* [Working data]
****

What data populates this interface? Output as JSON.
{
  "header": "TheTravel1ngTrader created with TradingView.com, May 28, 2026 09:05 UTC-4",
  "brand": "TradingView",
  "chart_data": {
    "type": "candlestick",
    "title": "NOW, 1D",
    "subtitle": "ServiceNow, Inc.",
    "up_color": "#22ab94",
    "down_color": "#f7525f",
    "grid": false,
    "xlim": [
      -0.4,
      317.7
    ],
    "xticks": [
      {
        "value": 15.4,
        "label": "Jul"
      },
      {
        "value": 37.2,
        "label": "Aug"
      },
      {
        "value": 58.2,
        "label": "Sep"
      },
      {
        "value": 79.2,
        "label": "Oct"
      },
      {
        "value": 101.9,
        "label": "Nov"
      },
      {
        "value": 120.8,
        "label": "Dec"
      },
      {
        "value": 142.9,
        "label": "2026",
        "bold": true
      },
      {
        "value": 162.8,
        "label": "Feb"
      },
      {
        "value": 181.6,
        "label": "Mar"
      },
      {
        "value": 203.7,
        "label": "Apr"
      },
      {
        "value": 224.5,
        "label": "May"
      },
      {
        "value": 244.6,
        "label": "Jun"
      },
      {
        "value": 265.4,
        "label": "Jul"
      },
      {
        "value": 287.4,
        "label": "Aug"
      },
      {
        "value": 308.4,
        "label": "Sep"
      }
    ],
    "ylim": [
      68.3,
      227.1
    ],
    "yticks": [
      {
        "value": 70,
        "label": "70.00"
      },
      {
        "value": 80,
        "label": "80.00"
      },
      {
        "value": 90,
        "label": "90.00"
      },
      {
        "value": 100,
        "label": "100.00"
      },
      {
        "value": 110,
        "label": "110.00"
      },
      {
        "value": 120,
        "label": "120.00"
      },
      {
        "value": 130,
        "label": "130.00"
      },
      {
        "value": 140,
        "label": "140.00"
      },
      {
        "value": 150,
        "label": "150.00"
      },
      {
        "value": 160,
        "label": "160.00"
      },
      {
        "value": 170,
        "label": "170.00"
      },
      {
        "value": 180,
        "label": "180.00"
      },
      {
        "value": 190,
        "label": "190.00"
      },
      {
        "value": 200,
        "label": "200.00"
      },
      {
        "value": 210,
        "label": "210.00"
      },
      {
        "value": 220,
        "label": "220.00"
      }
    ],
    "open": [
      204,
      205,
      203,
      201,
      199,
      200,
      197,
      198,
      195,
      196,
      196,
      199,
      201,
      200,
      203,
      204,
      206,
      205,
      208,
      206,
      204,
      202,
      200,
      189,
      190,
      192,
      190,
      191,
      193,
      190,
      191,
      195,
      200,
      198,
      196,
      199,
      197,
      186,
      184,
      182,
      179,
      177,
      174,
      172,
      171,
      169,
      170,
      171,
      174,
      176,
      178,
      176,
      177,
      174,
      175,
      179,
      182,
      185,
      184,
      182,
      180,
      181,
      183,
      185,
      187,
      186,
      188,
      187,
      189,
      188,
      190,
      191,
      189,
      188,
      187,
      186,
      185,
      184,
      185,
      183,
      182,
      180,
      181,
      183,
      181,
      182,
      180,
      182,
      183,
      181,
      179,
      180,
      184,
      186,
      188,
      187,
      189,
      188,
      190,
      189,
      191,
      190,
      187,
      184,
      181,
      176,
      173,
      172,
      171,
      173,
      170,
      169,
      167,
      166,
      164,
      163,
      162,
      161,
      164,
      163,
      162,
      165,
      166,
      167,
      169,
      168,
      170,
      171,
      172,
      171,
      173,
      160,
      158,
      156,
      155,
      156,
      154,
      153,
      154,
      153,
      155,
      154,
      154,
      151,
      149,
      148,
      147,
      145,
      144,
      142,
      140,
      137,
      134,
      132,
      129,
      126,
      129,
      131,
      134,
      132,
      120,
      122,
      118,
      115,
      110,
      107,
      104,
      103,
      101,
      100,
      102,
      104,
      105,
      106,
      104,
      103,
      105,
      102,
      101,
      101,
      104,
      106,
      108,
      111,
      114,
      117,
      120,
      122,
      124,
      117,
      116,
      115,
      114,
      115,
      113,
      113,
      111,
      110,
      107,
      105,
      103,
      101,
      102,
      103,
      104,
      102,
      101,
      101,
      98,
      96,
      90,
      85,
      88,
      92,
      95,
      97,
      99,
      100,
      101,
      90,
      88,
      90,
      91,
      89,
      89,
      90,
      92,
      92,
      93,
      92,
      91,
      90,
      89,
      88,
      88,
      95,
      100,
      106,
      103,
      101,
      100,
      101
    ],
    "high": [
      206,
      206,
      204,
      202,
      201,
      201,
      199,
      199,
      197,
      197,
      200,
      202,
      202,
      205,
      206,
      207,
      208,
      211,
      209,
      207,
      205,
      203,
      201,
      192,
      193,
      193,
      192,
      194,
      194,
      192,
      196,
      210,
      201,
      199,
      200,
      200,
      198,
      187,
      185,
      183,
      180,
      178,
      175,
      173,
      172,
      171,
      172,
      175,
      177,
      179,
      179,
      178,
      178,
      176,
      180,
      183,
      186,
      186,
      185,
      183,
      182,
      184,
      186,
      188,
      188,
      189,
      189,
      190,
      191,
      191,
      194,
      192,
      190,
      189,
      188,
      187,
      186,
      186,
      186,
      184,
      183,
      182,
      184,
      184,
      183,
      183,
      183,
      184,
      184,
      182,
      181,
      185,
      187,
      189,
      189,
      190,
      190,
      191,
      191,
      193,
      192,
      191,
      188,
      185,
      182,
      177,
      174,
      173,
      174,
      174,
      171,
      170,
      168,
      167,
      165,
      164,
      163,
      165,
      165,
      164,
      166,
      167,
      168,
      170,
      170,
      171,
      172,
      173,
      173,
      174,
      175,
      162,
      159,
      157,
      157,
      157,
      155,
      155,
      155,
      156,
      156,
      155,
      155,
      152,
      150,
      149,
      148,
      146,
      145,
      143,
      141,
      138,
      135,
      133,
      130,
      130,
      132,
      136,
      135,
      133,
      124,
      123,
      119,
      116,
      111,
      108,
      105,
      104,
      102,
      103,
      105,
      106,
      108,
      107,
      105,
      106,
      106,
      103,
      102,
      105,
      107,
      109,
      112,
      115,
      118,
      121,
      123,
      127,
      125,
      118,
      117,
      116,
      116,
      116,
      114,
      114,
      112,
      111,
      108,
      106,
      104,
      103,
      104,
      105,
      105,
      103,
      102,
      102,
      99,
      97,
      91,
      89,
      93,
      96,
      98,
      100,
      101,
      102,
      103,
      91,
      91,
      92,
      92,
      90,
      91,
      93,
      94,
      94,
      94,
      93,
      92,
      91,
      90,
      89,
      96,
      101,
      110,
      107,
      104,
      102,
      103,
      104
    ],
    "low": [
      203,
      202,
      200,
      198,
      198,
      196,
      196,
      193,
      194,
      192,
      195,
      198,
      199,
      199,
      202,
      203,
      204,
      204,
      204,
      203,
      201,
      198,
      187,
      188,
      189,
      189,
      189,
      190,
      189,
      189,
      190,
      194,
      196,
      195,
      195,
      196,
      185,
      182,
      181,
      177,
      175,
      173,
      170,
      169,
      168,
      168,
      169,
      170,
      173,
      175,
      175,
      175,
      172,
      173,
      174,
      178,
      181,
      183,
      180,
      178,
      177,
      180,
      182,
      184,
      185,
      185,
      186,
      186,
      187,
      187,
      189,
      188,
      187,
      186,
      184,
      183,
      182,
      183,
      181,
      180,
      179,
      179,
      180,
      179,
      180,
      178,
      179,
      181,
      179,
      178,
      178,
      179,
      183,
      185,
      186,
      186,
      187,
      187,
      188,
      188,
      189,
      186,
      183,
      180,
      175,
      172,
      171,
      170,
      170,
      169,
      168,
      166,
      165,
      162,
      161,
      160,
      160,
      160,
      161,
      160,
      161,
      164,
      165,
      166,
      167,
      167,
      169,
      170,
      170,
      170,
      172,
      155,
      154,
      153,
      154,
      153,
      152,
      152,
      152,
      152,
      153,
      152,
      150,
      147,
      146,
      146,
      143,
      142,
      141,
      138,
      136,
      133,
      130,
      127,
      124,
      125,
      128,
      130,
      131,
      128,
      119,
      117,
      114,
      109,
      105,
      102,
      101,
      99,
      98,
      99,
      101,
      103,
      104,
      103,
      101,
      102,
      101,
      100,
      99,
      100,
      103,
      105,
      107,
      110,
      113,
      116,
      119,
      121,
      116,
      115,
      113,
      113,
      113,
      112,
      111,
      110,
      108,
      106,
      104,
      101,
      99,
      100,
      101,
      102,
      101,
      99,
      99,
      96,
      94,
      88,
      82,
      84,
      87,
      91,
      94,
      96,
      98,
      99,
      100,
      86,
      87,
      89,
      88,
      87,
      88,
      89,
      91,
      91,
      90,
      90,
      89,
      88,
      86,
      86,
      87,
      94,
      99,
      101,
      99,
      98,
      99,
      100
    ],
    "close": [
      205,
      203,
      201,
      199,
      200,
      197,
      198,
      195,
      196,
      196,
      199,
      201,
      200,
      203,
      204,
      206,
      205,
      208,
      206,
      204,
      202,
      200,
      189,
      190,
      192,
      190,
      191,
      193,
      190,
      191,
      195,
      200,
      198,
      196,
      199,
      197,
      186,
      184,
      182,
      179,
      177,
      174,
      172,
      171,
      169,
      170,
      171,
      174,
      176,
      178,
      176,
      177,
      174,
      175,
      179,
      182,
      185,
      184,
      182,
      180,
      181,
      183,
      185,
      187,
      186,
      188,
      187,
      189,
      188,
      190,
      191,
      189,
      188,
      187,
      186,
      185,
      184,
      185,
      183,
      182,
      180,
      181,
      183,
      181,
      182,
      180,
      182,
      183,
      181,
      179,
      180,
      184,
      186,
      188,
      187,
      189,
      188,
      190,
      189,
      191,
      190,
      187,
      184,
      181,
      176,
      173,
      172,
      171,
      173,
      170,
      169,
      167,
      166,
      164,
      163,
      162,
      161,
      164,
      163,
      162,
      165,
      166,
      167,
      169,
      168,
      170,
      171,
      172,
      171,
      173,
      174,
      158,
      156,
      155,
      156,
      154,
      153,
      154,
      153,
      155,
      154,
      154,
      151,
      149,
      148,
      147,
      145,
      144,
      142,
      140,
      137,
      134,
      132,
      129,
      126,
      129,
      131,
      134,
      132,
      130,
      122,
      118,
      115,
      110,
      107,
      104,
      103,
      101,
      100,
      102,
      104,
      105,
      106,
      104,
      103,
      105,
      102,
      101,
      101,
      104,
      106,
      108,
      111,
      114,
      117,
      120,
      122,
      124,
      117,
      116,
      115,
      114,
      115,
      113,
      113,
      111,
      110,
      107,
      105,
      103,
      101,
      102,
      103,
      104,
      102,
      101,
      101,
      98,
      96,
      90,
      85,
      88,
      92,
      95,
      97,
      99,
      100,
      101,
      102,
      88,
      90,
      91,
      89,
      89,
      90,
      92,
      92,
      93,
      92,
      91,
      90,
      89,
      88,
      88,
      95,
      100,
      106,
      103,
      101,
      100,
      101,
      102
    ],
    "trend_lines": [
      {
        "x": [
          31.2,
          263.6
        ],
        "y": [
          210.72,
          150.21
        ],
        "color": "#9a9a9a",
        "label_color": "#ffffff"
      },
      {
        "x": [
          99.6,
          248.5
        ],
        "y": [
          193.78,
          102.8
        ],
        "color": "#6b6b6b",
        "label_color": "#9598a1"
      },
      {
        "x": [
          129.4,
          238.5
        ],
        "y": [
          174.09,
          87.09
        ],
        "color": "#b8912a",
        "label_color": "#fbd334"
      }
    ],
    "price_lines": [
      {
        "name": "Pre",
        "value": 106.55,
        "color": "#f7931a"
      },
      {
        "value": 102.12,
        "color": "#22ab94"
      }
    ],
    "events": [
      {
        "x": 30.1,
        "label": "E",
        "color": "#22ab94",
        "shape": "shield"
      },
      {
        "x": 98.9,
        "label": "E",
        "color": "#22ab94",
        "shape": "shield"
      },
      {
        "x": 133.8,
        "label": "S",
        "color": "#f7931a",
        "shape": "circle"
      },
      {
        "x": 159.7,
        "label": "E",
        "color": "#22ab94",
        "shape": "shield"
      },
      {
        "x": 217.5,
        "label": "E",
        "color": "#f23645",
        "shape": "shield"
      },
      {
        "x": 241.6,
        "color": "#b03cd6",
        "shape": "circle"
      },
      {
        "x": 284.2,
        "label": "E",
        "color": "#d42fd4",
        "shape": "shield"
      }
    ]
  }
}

****

* [Short problem] Show each line of the data that contains the string "TradingView".

* [Result]
  "header": "TheTravel1ngTrader created with TradingView.com, May 28, 2026 09:05 UTC-4",
  "brand": "TradingView",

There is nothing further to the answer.